_Challenge_. Reproduce every record below exactly as written, but leave out any pictures.

## begin

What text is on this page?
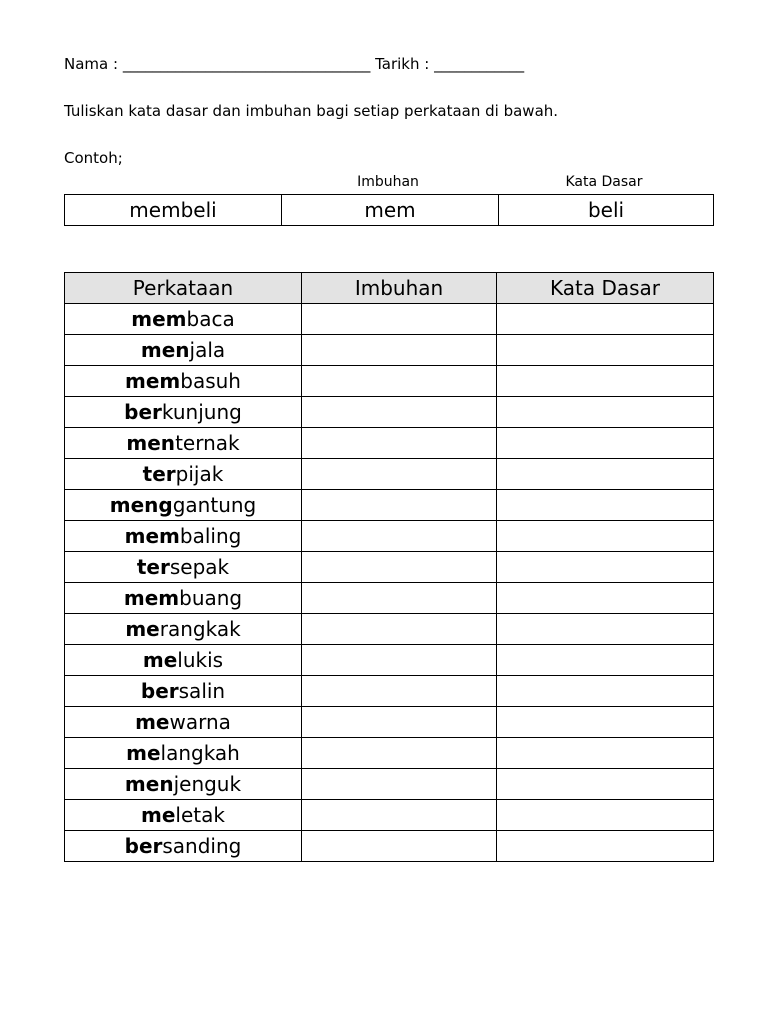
Nama : _________________________________ Tarikh : ____________
Tuliskan kata dasar dan imbuhan bagi setiap perkataan di bawah.
Contoh;
Imbuhan	Kata Dasar
membeli	mem	beli
Perkataan	Imbuhan	Kata Dasar
membaca		
menjala		
membasuh		
berkunjung		
menternak		
terpijak		
menggantung		
membaling		
tersepak		
membuang		
merangkak		
melukis		
bersalin		
mewarna		
melangkah		
menjenguk		
meletak		
bersanding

## end

_Completed exercise_.
What text is on this page?
Nama : _________________________________ Tarikh : ____________
Tuliskan kata dasar dan imbuhan bagi setiap perkataan di bawah.
Contoh;
Imbuhan	Kata Dasar
membeli	mem	beli
Perkataan	Imbuhan	Kata Dasar
membaca		
menjala		
membasuh		
berkunjung		
menternak		
terpijak		
menggantung		
membaling		
tersepak		
membuang		
merangkak		
melukis		
bersalin		
mewarna		
melangkah		
menjenguk		
meletak		
bersanding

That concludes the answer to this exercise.